* [TEXT PASSAGE]:
★ ★ ★ ★

# Winchester 1300 finish issues



## mhayes (Jan 9, 2015)

Ok, I recenly purchased a 1300 NWTF edition. I believe that it is the 2nd or 3rd run, 1990 or 1991. I could tell it needed a fair cleaning when I bought it. Got it home took it aprart and started. All I was doing was using remington oil on a cloth. When I got to the barrel my cloth was getting really dirty. You could not and still can't see any surface rust or pitting. But the more I rub the dirtier my rag gets. And it's brown like I am wiping off surface rust. I also noticed the barrel is a slight different color than the reciever. It's more grayish than the standard blueing on reciever. It does not appear to have been painted as the chamber and make, model are very visible. It is also a more matte finish than the reciever. So, what can I use to really clean the barrel (outside) without damaging it? Has something been done to my gun? I tried to take a few pics but it's is not noticeable in the pics. Any ideas? Is is supposed to be this way and I justneed to clean the outside really well?


----------



## Sharps40 (Jan 10, 2015)

The receiver is aluminum, its anodized black.  It will be a different color than blackened/blued steel....nature of the beast.

The brown on your rag from the barrel is rust and yes, you are wipeing it off.  Bluing is rust, just black not red.  As a gun ages, the black slowly transitions back to brown/red.  Cleaning a gun regularly usually removes small quantities of red/brown rust.  Not cleaning it for a long time can leave a scary amount of red/brown rust on yer cleaning rag.   Rem oil and a rag is fine for cleaning it.  Eventually, maybe in 20 years ye'll wear thru the blue with the rag.  Use in the field will wear thru the blue a good bit faster.

Enjoy yer NWTF 1300.  I had one and they are very nice shotguns.  Neat with the laminated stock.


----------



## mhayes (Jan 10, 2015)

I see. But the barrel and mag tube seem to be more gray finish than black. I have never seen one of these NEW. And the last one i seen in person was years ago. Did yours look that way? So what you are saying is i need to sit down and keep wiping until it no longer turns my rag? Thanks for the help....


----------



## Sharps40 (Jan 10, 2015)

As I recall, the blue is a matt finish.  Could by why it looks greyer....less reflective.  You can wipe it as much as ya want.  I spend about 30 seconds on the outside of a rifle/shotgun.  Wipe it down with hoppes 9.  Dry it.  Wipe it down with a few drops of oil....done.


----------



## mhayes (Jan 12, 2015)

Thanks, so in your opinion you would not attempt to clean until your rag was coming clean?just wipe it down and if you can't see don't worry with it? This gun also has a light scratch on the reciever. What's the best way to touch this up?


----------



## Sharps40 (Jan 13, 2015)

No, you will never be likely to wipe it enough to have a red free rag....at least not unless you paint the steel or otherwise completely cover it up.

Sir, respectfully,  Blueing is rust and you are setting yourself to drive yourself bonkers because of a bit of color on a rag.

★ ★ ★ ★

* [WHAT YOU ARE ASKED TO DO]:
Could you repeat everything from "## Sharps40 (Jan 13, 2015)" down to "cover it up." in the Winchester 1300 thread, substituting "towel" for "rag" each time it appears?

* [LISTED ENTRIES]:
★ ★ ★ ★

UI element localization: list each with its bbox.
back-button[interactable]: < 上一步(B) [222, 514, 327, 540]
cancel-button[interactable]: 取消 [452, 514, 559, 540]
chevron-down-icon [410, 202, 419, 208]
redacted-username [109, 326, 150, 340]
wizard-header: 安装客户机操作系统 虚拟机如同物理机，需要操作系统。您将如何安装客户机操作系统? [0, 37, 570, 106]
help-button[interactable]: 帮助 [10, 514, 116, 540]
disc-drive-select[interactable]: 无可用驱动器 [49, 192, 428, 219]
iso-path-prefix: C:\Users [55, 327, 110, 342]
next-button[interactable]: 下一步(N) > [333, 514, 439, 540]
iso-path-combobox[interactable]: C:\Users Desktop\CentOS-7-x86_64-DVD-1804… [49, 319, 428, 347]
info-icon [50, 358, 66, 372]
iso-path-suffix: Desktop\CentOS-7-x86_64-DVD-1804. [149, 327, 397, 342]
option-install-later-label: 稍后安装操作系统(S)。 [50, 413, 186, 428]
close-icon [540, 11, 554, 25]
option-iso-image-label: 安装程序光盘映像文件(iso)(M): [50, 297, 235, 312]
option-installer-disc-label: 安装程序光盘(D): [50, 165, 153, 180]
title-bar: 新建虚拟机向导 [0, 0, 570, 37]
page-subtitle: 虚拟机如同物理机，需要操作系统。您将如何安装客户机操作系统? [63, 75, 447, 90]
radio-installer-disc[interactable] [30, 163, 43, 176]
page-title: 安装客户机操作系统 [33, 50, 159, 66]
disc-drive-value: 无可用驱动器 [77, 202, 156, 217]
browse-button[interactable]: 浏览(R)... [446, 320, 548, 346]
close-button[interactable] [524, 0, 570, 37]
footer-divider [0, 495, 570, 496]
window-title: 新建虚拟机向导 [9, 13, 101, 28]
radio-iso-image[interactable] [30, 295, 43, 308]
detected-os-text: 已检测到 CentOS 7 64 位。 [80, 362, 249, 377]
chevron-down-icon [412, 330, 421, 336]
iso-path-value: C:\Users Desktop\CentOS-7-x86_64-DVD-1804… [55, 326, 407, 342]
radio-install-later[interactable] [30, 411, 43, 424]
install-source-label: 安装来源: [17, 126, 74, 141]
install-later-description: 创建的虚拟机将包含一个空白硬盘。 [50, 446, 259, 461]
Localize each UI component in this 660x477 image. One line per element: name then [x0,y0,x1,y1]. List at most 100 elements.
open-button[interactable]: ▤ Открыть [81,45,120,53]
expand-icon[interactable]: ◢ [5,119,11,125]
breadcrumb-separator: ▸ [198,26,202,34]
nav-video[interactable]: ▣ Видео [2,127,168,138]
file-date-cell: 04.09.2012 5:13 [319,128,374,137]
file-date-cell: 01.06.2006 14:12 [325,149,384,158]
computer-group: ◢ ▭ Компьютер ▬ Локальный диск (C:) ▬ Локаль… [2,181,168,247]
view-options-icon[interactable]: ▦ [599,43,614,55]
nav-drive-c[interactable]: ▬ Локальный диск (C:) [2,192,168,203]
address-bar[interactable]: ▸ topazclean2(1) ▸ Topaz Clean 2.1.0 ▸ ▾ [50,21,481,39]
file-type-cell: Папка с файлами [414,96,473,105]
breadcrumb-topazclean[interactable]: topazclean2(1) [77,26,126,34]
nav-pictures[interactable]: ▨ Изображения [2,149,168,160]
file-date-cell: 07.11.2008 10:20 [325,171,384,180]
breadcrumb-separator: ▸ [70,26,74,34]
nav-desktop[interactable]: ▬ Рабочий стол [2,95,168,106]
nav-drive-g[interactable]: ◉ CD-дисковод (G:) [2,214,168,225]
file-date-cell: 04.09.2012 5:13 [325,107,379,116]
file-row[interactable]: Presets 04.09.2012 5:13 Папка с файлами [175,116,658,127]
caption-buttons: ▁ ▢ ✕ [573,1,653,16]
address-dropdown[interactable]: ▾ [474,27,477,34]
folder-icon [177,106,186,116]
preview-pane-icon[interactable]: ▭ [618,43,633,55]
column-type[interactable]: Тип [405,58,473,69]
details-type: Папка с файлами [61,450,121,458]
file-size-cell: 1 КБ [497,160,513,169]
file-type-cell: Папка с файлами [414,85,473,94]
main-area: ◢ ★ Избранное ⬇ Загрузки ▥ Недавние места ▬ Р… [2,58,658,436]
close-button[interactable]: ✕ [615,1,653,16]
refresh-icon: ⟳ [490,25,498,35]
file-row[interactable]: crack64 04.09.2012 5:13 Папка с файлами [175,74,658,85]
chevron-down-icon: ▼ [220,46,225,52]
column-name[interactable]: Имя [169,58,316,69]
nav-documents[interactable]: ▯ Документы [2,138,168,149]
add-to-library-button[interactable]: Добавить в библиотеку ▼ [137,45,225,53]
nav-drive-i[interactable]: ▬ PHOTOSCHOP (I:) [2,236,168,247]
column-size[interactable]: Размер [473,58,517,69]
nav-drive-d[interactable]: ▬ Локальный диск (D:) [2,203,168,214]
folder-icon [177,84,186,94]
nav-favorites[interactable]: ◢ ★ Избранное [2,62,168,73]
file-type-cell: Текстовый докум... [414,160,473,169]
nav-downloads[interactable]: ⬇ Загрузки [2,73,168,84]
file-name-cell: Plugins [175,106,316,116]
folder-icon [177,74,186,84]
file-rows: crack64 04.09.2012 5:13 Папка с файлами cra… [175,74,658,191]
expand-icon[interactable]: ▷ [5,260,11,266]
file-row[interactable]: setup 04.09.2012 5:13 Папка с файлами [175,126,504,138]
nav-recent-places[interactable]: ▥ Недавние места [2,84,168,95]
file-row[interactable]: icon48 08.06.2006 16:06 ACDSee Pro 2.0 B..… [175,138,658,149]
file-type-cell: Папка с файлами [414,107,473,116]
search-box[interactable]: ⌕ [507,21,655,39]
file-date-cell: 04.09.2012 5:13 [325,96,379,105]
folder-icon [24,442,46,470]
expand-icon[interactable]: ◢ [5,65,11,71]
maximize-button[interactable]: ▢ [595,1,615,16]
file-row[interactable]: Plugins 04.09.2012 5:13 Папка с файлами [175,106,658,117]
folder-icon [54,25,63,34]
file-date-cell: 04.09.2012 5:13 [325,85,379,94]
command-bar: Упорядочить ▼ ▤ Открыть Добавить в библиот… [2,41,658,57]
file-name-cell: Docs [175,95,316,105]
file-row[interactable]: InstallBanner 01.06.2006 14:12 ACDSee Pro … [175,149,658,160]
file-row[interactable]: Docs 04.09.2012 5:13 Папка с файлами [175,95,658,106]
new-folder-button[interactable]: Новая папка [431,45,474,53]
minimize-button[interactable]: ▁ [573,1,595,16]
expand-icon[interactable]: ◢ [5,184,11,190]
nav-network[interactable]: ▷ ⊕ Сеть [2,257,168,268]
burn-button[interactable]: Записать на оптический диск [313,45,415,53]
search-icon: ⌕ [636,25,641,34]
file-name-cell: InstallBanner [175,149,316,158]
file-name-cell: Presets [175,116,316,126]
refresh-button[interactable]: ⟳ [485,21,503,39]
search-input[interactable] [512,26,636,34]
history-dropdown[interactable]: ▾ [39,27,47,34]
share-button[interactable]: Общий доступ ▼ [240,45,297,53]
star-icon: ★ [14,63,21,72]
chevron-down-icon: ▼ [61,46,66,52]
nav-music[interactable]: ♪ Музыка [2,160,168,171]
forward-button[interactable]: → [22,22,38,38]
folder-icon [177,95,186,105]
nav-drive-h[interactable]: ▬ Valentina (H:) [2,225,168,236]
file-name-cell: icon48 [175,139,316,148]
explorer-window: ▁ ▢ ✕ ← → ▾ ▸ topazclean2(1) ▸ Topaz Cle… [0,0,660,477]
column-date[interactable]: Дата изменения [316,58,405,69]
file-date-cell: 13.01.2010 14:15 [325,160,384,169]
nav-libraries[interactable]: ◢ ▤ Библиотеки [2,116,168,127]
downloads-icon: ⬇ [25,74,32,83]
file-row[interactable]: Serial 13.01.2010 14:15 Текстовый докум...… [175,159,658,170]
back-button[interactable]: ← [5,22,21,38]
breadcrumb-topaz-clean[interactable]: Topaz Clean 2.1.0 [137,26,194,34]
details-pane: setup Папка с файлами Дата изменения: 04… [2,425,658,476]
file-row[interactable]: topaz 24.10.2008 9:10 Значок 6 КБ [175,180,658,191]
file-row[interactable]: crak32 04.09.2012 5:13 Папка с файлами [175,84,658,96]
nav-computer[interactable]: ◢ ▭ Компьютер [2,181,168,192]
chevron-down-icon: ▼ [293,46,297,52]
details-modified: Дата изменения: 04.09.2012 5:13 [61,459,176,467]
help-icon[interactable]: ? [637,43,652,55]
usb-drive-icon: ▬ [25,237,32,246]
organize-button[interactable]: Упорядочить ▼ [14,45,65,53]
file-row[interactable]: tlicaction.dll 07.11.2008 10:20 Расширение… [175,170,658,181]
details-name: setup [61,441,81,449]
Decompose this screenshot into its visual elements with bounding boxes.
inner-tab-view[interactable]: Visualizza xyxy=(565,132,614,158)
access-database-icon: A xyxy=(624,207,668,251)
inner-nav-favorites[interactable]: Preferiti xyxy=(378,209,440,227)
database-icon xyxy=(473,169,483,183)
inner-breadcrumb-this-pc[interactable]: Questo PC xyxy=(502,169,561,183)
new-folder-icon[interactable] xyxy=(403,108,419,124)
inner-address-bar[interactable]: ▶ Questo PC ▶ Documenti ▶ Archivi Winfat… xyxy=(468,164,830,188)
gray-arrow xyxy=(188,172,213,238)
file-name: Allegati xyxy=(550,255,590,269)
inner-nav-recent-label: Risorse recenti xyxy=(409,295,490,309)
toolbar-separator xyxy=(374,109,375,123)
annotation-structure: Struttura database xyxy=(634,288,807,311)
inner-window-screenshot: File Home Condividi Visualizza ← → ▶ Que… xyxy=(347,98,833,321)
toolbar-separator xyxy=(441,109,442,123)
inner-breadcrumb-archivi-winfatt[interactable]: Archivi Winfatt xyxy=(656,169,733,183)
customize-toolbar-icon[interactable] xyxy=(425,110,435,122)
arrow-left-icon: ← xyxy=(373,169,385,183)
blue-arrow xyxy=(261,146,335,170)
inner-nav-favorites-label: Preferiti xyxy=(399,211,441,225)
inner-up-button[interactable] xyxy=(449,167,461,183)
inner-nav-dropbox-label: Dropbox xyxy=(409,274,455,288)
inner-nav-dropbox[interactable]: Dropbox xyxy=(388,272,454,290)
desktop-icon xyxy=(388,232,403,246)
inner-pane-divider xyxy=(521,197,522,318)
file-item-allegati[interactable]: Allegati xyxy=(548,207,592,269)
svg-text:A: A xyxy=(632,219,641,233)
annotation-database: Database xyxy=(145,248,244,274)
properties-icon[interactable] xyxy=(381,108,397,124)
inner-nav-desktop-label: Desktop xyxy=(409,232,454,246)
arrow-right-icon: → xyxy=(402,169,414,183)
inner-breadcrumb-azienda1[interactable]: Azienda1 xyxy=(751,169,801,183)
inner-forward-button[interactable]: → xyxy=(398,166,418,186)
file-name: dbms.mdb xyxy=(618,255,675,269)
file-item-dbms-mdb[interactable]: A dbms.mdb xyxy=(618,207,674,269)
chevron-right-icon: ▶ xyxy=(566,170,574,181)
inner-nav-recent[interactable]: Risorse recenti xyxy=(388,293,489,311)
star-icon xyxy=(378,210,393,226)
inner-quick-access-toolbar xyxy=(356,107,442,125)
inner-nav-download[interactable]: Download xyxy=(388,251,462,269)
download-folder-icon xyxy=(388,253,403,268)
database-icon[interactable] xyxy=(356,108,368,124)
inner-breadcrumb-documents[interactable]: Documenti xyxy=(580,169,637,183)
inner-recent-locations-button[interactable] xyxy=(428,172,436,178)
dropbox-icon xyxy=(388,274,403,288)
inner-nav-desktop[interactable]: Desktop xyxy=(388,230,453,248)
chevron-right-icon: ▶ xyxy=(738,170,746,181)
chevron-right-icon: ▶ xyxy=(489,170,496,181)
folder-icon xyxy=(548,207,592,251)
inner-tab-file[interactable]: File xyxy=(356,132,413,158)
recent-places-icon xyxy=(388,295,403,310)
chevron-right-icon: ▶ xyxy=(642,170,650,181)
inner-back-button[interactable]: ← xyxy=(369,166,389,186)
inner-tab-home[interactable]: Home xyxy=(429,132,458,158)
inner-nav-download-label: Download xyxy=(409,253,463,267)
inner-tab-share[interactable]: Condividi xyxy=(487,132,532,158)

★ ★ ★ ★

* [FULL ANSWER]:
## Sharps40 (Jan 13, 2015)

No, you will never be likely to wipe it enough to have a red free towel....at least not unless you paint the steel or otherwise completely cover it up.